» **SHORT EXERCISE**:
In the listing that follows, how many lines contain the string "student"? Provide only the number.

» **RECORDS FOR THE EXERCISE**:
==================================================

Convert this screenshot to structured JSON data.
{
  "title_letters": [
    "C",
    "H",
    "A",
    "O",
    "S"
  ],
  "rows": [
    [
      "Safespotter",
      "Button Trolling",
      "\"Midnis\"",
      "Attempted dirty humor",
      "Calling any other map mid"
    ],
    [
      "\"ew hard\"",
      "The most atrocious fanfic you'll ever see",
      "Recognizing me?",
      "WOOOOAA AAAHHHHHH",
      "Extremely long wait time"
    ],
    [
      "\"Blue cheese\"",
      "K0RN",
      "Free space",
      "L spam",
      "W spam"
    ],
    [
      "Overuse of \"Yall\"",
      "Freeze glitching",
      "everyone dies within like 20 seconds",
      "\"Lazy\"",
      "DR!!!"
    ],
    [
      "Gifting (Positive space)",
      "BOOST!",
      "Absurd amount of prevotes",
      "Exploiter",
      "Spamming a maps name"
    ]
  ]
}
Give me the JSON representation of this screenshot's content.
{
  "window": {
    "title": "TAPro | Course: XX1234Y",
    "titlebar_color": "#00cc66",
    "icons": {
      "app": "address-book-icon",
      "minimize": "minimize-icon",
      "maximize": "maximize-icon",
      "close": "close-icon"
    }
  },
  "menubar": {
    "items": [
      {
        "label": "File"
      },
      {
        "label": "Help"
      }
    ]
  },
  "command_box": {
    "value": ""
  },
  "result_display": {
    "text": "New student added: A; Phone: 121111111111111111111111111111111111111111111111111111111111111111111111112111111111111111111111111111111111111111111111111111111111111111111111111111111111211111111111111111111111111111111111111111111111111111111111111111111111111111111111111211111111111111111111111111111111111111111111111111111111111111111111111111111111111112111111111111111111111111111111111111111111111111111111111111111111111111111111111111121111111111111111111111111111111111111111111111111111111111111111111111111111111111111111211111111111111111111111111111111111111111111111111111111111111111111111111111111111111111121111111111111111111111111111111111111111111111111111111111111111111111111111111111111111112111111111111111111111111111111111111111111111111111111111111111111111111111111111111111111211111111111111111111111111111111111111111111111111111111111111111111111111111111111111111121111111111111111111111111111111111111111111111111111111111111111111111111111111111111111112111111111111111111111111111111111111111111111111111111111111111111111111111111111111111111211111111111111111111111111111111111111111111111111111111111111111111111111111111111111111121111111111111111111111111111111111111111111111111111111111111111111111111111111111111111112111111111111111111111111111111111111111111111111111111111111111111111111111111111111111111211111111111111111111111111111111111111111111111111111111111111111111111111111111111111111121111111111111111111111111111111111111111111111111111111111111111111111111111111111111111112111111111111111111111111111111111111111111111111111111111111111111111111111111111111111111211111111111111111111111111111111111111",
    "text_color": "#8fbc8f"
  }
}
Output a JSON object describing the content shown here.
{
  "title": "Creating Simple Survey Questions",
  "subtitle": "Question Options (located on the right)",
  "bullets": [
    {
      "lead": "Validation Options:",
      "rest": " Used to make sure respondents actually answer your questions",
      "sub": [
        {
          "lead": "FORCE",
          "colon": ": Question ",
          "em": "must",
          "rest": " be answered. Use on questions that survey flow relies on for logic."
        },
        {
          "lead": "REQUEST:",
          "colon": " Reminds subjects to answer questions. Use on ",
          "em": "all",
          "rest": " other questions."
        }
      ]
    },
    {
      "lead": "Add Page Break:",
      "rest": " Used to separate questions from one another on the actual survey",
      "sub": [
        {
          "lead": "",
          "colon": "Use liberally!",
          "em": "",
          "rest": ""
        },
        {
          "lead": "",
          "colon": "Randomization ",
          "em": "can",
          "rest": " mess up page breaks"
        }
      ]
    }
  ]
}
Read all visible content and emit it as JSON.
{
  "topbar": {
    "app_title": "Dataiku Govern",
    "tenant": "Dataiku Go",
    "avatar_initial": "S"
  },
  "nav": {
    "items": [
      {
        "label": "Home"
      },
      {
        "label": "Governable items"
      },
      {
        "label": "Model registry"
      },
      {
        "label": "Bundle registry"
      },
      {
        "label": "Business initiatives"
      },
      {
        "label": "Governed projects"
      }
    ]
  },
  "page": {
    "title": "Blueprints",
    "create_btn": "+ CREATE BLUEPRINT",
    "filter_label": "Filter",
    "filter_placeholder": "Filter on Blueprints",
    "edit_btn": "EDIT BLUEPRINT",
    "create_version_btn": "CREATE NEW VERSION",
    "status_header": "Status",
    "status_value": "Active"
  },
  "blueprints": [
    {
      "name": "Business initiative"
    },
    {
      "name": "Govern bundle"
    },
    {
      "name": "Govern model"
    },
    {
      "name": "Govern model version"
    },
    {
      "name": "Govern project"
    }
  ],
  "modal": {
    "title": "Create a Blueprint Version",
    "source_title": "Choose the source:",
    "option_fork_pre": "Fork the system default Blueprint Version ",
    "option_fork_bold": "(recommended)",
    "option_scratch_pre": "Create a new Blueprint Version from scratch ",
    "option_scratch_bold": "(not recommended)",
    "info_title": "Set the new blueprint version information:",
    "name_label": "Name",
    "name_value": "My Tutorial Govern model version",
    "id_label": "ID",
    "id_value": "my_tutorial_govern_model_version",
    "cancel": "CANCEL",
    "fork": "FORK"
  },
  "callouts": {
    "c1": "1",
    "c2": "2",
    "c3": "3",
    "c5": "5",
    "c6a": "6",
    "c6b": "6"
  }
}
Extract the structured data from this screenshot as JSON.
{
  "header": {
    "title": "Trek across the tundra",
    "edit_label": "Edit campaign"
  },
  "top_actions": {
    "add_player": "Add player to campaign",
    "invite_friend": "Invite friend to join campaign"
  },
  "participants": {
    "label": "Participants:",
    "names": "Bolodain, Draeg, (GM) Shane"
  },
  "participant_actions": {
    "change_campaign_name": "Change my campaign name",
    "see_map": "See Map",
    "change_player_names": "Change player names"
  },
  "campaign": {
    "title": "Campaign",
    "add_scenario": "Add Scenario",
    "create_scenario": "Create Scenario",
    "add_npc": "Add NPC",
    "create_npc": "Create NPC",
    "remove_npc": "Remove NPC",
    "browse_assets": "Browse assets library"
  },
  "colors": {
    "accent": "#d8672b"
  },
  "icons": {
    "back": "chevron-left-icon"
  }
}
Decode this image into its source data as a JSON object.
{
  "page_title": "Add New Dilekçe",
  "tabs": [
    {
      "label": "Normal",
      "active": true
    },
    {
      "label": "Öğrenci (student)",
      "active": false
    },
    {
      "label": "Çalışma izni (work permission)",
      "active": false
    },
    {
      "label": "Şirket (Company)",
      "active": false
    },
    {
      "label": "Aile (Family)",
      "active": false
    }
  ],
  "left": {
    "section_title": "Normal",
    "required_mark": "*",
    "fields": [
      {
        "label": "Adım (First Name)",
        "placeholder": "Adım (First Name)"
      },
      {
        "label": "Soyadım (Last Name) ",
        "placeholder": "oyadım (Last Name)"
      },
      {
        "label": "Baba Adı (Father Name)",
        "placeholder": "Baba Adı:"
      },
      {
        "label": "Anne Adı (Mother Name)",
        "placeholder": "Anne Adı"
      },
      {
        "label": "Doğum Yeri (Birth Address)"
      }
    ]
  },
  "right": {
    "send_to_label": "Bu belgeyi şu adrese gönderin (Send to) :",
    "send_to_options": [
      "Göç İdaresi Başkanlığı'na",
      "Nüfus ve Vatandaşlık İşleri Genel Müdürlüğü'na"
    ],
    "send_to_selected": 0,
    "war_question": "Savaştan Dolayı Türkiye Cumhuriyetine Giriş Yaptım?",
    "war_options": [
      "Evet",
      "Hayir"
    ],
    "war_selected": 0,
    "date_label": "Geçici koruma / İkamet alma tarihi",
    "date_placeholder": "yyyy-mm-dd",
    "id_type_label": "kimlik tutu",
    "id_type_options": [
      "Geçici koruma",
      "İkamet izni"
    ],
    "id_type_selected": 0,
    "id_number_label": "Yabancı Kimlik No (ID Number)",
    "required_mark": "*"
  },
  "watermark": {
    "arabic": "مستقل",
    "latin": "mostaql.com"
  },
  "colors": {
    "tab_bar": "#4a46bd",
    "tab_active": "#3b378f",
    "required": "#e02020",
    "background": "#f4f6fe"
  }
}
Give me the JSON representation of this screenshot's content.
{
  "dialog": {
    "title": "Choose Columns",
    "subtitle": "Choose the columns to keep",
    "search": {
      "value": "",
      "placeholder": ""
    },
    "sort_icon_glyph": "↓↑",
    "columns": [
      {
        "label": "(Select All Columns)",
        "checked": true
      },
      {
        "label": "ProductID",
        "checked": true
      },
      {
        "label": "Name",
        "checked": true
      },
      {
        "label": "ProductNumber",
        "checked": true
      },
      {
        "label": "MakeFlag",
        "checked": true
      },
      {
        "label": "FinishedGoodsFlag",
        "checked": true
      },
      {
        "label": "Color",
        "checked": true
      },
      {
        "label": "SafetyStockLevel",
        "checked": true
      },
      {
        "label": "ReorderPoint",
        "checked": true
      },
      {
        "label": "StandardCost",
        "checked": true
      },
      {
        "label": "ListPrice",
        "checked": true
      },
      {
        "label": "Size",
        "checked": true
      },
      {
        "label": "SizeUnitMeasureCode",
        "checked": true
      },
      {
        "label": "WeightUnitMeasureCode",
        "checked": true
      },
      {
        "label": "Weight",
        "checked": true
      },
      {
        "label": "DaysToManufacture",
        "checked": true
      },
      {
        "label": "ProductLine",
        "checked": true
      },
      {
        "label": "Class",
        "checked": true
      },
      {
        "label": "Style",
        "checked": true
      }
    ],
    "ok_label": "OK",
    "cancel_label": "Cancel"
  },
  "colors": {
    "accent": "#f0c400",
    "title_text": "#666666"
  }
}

==================================================

» **EXERCISE OUTPUT**:
2